• _TEXTE FOURNI_:
PS : Pour écrire Révélations sur un scandale français, j’ai demandé et obtenu un entretien avec Jean-Charles Bocquet, directeur à Paris de l’Union des industries pour la protection des plantes (UIPP). Derrière ce gentil sigle se dissimule – mal – 98 % du chiffre d’affaires des pesticides en France. Ce charmant monsieur Bocquet m’a reçu le 30 août 2006, et après une petite heure d’entretien, il s’est levé, et m’a dit en souriant : « Vous m’excusez ? Je dois aller faire du lobbying au Sénat ».

Madame Voynet et la nouvelle bibliothèque François Mitterrand

La tête sur le billot, bien obligé, j’avoue faire partie de l’association Murs à pêche (MAP), qui tente de sauver depuis quinze ans un lieu unique, mais réellement unique (ici). Il s’agit d’un réseau branlant, au bord de la ruine définitive, de murs de pierre sèche à l’intérieur desquels on a fait pousser des fruits depuis des siècles. Les murs, mélange de plâtre, de silex, de mortier, conservaient la chaleur du jour et la restituaient la nuit à des arbres fruitiers conduits en palissage contre les parois de pierre. Une pure merveille, dont la réputation s’étendait jadis jusqu’à la table de Louis le Quatorzième. On pense que vers 1825, 15 millions de pêches étaient produites tout au long de 600 km de murs.

• _LISTE DES TÂCHES_:
A. Résumez le texte fourni en deux phrases.
B. Recopiez le passage du texte fourni en commençant par « Madame Voynet et » et en poursuivant jusqu'à « km de murs. ».
C. Réécrivez sous forme de liste le paragraphe du texte fourni qui commence par « La tête sur le billot », en gardant ses faits principaux.

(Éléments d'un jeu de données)

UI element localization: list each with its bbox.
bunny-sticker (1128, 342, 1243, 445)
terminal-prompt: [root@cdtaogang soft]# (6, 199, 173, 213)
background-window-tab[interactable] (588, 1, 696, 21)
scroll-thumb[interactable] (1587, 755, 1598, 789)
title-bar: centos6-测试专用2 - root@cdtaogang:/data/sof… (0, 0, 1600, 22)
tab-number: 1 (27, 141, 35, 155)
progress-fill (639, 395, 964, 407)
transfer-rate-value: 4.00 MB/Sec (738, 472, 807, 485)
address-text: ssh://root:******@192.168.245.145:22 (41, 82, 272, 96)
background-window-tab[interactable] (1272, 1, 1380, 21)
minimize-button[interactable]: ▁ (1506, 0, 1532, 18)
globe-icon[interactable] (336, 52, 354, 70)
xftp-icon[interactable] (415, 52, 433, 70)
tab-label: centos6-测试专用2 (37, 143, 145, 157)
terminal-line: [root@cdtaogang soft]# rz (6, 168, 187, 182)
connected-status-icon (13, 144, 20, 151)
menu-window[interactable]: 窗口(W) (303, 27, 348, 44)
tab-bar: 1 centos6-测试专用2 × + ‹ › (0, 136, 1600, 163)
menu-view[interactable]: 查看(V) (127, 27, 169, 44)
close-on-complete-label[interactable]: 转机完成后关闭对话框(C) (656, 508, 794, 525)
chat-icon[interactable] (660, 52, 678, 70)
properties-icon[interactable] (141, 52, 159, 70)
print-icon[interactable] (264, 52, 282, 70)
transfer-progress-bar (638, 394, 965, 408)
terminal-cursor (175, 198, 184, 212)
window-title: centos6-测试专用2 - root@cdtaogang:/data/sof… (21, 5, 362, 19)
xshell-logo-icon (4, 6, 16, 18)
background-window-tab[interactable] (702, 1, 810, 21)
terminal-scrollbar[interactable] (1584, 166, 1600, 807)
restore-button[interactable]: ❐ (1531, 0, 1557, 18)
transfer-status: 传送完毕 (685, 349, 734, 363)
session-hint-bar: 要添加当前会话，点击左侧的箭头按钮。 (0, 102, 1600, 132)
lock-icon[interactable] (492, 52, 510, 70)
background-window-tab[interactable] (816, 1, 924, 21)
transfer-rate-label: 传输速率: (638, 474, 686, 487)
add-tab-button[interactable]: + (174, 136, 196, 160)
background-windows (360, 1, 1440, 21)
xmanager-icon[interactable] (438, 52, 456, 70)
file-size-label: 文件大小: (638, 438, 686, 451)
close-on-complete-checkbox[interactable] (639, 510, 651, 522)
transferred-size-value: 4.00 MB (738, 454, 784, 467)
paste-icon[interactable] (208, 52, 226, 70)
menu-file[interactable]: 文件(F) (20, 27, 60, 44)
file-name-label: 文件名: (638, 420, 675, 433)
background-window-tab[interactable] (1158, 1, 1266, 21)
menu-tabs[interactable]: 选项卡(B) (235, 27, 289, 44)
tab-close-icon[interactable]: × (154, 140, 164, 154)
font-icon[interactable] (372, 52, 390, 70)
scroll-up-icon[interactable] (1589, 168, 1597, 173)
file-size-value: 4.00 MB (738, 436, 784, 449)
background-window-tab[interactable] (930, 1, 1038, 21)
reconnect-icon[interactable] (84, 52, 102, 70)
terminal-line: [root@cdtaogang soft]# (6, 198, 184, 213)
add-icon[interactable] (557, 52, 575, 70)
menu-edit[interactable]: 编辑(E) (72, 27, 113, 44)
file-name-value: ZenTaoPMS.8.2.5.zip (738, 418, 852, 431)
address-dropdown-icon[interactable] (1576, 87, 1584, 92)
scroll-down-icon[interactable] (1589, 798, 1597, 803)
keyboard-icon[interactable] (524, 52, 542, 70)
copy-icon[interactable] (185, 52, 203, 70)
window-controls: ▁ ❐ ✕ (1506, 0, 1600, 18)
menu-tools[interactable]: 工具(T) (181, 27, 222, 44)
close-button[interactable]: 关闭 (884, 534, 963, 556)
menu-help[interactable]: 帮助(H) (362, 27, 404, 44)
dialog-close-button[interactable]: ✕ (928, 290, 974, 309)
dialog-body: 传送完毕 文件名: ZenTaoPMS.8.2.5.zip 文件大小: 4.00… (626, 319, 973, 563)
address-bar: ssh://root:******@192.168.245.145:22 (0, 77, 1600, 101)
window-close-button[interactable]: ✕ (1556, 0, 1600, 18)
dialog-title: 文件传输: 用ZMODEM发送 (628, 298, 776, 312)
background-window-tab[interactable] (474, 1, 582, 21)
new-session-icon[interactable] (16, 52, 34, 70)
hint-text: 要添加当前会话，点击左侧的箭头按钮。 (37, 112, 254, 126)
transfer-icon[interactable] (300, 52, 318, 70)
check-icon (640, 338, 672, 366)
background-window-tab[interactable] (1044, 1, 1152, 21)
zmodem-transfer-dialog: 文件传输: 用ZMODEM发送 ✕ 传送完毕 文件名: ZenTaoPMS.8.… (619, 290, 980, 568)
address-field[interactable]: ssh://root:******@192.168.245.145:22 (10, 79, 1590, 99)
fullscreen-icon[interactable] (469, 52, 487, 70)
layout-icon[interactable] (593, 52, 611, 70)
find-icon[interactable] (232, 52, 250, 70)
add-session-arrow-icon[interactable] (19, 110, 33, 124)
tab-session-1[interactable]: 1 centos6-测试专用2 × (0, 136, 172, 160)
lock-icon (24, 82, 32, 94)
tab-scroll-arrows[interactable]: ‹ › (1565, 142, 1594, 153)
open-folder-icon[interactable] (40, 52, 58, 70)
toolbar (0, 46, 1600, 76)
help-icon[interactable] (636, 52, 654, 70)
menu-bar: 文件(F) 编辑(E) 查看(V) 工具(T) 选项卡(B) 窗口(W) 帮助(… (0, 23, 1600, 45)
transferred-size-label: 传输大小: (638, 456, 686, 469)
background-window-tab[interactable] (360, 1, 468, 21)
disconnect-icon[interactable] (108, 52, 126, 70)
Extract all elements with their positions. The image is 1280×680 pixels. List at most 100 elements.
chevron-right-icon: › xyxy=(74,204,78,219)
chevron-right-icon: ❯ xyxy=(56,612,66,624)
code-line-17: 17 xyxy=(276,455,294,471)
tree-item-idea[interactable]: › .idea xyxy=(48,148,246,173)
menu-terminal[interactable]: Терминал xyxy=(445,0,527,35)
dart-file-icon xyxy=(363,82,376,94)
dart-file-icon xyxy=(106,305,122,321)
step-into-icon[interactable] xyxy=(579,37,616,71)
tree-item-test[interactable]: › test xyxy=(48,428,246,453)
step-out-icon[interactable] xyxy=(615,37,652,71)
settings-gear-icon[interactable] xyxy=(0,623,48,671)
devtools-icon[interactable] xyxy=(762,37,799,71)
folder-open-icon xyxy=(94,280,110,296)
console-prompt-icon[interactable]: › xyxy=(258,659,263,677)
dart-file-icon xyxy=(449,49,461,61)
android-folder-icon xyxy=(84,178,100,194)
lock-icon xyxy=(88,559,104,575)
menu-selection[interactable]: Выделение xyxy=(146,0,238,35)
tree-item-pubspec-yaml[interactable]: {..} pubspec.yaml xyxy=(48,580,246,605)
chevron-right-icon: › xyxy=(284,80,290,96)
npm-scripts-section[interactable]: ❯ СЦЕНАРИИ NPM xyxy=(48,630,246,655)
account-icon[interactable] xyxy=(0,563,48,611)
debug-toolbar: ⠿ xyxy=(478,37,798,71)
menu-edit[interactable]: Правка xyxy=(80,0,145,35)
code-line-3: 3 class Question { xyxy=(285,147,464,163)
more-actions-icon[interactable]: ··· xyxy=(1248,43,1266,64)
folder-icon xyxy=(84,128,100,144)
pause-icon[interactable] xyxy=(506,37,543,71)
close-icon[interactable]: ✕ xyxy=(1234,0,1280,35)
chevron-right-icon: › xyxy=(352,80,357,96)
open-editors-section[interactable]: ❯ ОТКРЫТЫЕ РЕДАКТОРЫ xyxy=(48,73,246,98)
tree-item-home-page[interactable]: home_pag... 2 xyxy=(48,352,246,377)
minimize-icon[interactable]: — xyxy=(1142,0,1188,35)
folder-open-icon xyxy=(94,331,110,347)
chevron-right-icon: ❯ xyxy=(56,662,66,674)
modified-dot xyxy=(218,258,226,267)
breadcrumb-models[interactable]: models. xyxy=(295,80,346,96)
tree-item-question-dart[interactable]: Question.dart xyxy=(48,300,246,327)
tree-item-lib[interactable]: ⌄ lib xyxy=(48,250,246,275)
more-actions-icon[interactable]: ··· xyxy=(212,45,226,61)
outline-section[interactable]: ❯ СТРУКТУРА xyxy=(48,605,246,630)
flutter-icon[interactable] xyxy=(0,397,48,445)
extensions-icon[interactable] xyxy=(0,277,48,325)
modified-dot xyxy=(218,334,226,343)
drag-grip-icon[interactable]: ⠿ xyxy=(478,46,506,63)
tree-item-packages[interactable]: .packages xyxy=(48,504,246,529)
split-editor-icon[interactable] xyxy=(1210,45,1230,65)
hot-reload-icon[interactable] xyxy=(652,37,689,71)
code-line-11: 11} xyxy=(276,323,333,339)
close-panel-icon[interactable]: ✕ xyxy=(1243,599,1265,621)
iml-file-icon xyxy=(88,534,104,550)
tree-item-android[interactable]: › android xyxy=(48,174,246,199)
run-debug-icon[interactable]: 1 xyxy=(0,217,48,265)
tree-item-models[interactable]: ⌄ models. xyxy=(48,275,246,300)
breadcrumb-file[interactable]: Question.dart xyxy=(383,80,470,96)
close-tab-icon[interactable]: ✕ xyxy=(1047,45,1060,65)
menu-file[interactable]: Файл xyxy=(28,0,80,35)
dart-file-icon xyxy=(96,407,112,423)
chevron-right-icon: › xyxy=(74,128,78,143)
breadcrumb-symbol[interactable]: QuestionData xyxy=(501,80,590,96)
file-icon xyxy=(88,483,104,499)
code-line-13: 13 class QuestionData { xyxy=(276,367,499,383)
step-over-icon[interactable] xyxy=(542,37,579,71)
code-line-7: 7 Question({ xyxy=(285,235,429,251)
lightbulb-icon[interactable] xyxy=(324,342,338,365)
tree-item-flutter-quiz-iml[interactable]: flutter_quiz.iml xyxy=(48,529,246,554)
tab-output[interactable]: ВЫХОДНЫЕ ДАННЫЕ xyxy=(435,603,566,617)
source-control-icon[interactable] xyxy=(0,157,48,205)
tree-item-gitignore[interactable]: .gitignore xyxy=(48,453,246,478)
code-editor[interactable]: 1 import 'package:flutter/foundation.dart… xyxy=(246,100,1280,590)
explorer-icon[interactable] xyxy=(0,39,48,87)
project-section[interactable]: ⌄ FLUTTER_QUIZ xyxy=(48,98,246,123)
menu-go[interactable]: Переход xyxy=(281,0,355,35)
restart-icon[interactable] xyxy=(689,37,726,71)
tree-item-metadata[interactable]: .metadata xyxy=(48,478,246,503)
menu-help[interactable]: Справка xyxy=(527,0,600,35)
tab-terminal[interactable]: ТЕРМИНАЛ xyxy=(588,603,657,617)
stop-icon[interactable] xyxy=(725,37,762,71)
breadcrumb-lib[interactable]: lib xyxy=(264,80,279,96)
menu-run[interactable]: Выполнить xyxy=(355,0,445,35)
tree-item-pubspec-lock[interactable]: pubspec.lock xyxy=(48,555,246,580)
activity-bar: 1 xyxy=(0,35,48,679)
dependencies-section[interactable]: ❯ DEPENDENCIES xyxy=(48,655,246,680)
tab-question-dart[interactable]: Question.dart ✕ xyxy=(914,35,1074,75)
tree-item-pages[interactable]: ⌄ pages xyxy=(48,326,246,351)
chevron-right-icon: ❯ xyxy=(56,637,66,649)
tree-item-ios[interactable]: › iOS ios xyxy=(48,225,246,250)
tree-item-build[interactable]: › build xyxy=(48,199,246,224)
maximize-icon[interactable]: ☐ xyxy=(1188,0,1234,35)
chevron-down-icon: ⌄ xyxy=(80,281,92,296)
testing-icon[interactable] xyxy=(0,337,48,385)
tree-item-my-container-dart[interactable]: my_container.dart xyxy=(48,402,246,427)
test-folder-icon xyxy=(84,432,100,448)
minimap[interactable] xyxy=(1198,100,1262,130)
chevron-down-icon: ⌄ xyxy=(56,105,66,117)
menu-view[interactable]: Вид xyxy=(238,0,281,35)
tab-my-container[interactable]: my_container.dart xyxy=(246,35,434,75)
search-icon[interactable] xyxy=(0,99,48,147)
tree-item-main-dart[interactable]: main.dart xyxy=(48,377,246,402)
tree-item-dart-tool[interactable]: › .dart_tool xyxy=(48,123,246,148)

• _RÉPONSES PAR TÂCHE_:
A. Pour écrire Révélations sur un scandale français, un entretien a été obtenu le 30 août 2006 avec Jean-Charles Bocquet, directeur de l'UIPP, organisme derrière lequel se trouvent 98 % du chiffre d'affaires des pesticides en France, qui l'a terminé en annonçant qu'il devait aller faire du lobbying au Sénat. Le texte évoque aussi l'association Murs à pêche, qui tente depuis quinze ans de sauver un réseau de murs de pierre sèche menacé de ruine, où l'on a cultivé des fruits pendant des siècles et où l'on pense que 15 millions de pêches étaient produites vers 1825 le long de 600 km de murs.

B.
Madame Voynet et la nouvelle bibliothèque François Mitterrand

La tête sur le billot, bien obligé, j’avoue faire partie de l’association Murs à pêche (MAP), qui tente de sauver depuis quinze ans un lieu unique, mais réellement unique (ici). Il s’agit d’un réseau branlant, au bord de la ruine définitive, de murs de pierre sèche à l’intérieur desquels on a fait pousser des fruits depuis des siècles. Les murs, mélange de plâtre, de silex, de mortier, conservaient la chaleur du jour et la restituaient la nuit à des arbres fruitiers conduits en palissage contre les parois de pierre. Une pure merveille, dont la réputation s’étendait jadis jusqu’à la table de Louis le Quatorzième. On pense que vers 1825, 15 millions de pêches étaient produites tout au long de 600 km de murs.

C.
- L'association Murs à pêche (MAP) tente depuis quinze ans de sauver un lieu unique.
- Ce lieu est un réseau branlant de murs de pierre sèche, au bord de la ruine définitive.
- On y fait pousser des fruits depuis des siècles.
- Les murs, faits de plâtre, de silex et de mortier, conservaient la chaleur du jour et la restituaient la nuit aux arbres fruitiers palissés contre eux.
- Leur réputation s'étendait jadis jusqu'à la table de Louis XIV.
- On pense que vers 1825, 15 millions de pêches étaient produites le long de 600 km de murs.